- WHAT IS EXPECTED
Wherever the word "государственной" appears in a line, extract that line.

═══ SOURCE MATERIAL

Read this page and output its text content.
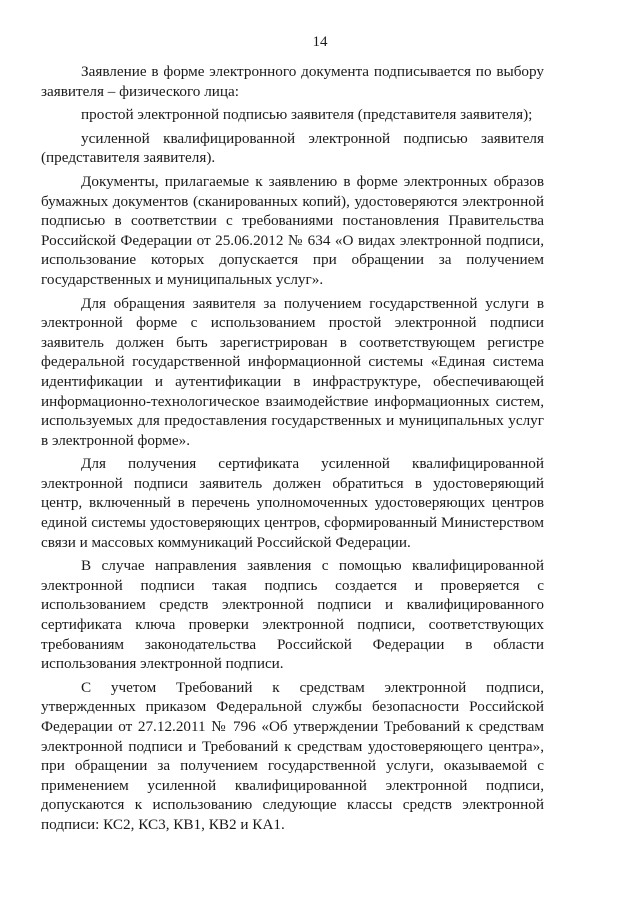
14

Заявление в форме электронного документа подписывается по выбору заявителя – физического лица:

простой электронной подписью заявителя (представителя заявителя);

усиленной квалифицированной электронной подписью заявителя (представителя заявителя).

Документы, прилагаемые к заявлению в форме электронных образов бумажных документов (сканированных копий), удостоверяются электронной подписью в соответствии с требованиями постановления Правительства Российской Федерации от 25.06.2012 № 634 «О видах электронной подписи, использование которых допускается при обращении за получением государственных и муниципальных услуг».

Для обращения заявителя за получением государственной услуги в электронной форме с использованием простой электронной подписи заявитель должен быть зарегистрирован в соответствующем регистре федеральной государственной информационной системы «Единая система идентификации и аутентификации в инфраструктуре, обеспечивающей информационно-технологическое взаимодействие информационных систем, используемых для предоставления государственных и муниципальных услуг в электронной форме».

Для получения сертификата усиленной квалифицированной электронной подписи заявитель должен обратиться в удостоверяющий центр, включенный в перечень уполномоченных удостоверяющих центров единой системы удостоверяющих центров, сформированный Министерством связи и массовых коммуникаций Российской Федерации.

В случае направления заявления с помощью квалифицированной электронной подписи такая подпись создается и проверяется с использованием средств электронной подписи и квалифицированного сертификата ключа проверки электронной подписи, соответствующих требованиям законодательства Российской Федерации в области использования электронной подписи.

С учетом Требований к средствам электронной подписи, утвержденных приказом Федеральной службы безопасности Российской Федерации от 27.12.2011 № 796 «Об утверждении Требований к средствам электронной подписи и Требований к средствам удостоверяющего центра», при обращении за получением государственной услуги, оказываемой с применением усиленной квалифицированной электронной подписи, допускаются к использованию следующие классы средств электронной подписи: КС2, КС3, КВ1, КВ2 и КА1.
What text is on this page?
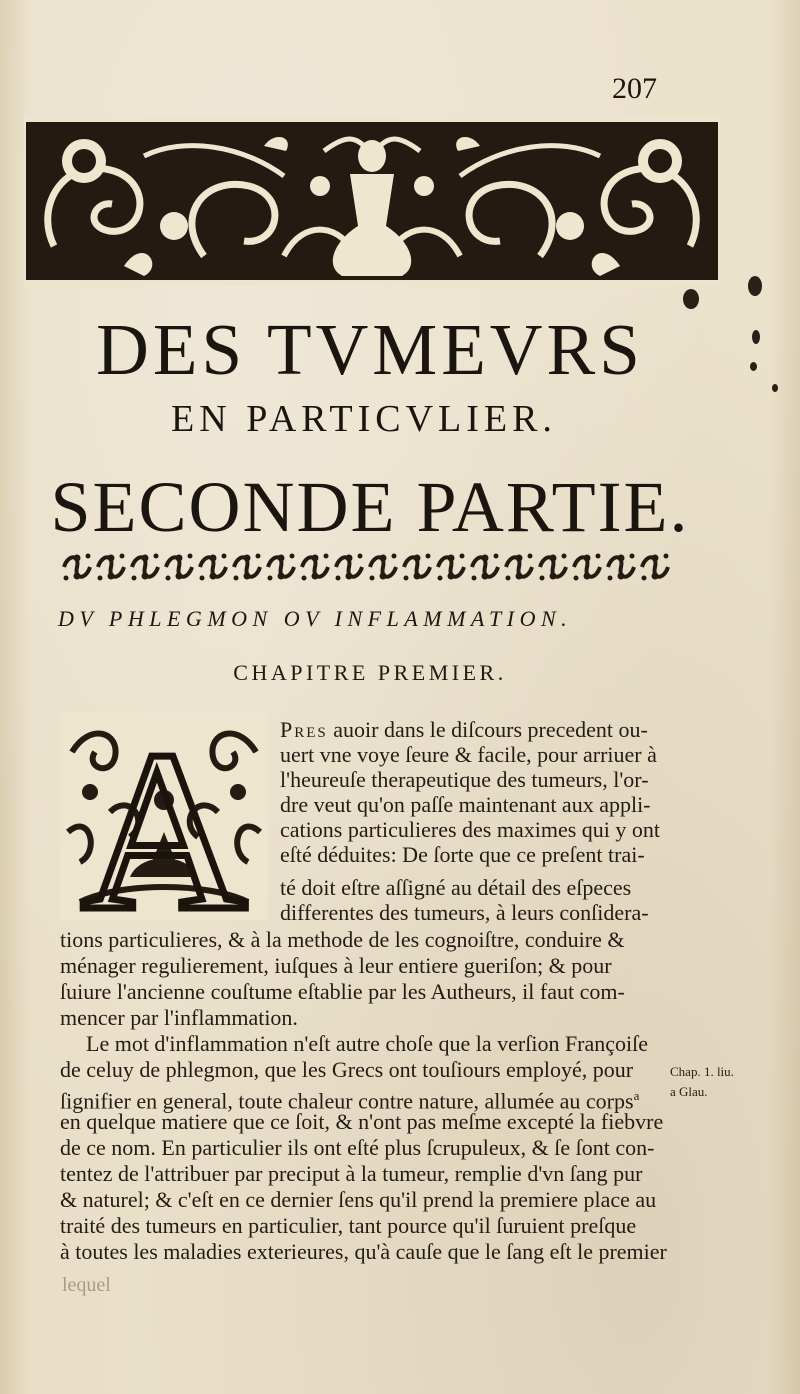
207
DES TVMEVRS
EN PARTICVLIER.
SECONDE PARTIE.
DV PHLEGMON OV INFLAMMATION.
CHAPITRE PREMIER.
A Pres auoir dans le diſcours precedent ou-
uert vne voye ſeure & facile, pour arriuer à
l'heureuſe therapeutique des tumeurs, l'or-
dre veut qu'on paſſe maintenant aux appli-
cations particulieres des maximes qui y ont
eſté déduites: De ſorte que ce preſent trai-
té doit eſtre aſſigné au détail des eſpeces
differentes des tumeurs, à leurs conſidera-
tions particulieres, & à la methode de les cognoiſtre, conduire &
ménager regulierement, iuſques à leur entiere gueriſon; & pour
ſuiure l'ancienne couſtume eſtablie par les Autheurs, il faut com-
mencer par l'inflammation.
Le mot d'inflammation n'eſt autre choſe que la verſion Françoiſe
de celuy de phlegmon, que les Grecs ont touſiours employé, pour
ſignifier en general, toute chaleur contre nature, allumée au corps$^a$
en quelque matiere que ce ſoit, & n'ont pas meſme excepté la fiebvre
de ce nom. En particulier ils ont eſté plus ſcrupuleux, & ſe ſont con-
tentez de l'attribuer par preciput à la tumeur, remplie d'vn ſang pur
& naturel; & c'eſt en ce dernier ſens qu'il prend la premiere place au
traité des tumeurs en particulier, tant pource qu'il ſuruient preſque
à toutes les maladies exterieures, qu'à cauſe que le ſang eſt le premier
Chap. 1. liu.
a Glau.
lequel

══════

- SOLUTION TO THIS TASK
Для обращения заявителя за получением государственной услуги в электронной форме с использованием простой электронной подписи заявитель должен быть зарегистрирован в соответствующем регистре федеральной государственной информационной системы «Единая система идентификации и аутентификации в инфраструктуре, обеспечивающей информационно-технологическое взаимодействие информационных систем, используемых для предоставления государственных и муниципальных услуг в электронной форме».
С учетом Требований к средствам электронной подписи, утвержденных приказом Федеральной службы безопасности Российской Федерации от 27.12.2011 № 796 «Об утверждении Требований к средствам электронной подписи и Требований к средствам удостоверяющего центра», при обращении за получением государственной услуги, оказываемой с применением усиленной квалифицированной электронной подписи, допускаются к использованию следующие классы средств электронной подписи: КС2, КС3, КВ1, КВ2 и КА1.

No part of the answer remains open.